----- LISTING

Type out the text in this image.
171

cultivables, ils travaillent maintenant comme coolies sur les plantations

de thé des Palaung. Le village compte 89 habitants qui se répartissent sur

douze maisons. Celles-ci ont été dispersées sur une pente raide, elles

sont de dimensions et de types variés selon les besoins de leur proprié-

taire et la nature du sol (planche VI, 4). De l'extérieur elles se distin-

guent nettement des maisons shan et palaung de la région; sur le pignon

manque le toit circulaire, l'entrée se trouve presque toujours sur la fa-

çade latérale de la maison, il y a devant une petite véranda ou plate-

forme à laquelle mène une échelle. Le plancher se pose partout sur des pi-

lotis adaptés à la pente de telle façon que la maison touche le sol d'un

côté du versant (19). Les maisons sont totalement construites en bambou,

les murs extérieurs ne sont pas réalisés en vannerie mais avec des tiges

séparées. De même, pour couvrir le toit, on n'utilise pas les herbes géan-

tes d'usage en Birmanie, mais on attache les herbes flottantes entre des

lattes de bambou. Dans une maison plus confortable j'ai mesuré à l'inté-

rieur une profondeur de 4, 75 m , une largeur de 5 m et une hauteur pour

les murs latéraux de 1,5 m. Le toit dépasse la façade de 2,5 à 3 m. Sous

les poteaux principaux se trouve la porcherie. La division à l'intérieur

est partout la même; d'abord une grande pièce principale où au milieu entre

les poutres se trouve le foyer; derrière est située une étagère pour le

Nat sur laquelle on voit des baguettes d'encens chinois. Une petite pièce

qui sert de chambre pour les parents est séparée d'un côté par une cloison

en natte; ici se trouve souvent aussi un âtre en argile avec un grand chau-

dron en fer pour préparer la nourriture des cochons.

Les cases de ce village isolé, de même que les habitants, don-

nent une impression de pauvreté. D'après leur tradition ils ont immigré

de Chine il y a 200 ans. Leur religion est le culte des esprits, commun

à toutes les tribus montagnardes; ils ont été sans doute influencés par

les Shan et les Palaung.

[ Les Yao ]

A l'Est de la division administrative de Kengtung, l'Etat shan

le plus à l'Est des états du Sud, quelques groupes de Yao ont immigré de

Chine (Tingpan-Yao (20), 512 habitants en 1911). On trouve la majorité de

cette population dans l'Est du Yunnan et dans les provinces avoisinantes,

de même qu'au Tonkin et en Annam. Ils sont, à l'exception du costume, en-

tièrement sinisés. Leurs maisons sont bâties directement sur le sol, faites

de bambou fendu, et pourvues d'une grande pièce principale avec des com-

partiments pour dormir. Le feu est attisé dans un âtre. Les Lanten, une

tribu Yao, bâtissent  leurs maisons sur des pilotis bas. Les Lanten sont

----------

## WHAT IS ASKED
Only lines with the string "habitants" belong in your answer; copy each one.

## TASK SOLUTION
de thé des Palaung. Le village compte 89 habitants qui se répartissent sur
Les cases de ce village isolé, de même que les habitants, don-
Chine (Tingpan-Yao (20), 512 habitants en 1911). On trouve la majorité de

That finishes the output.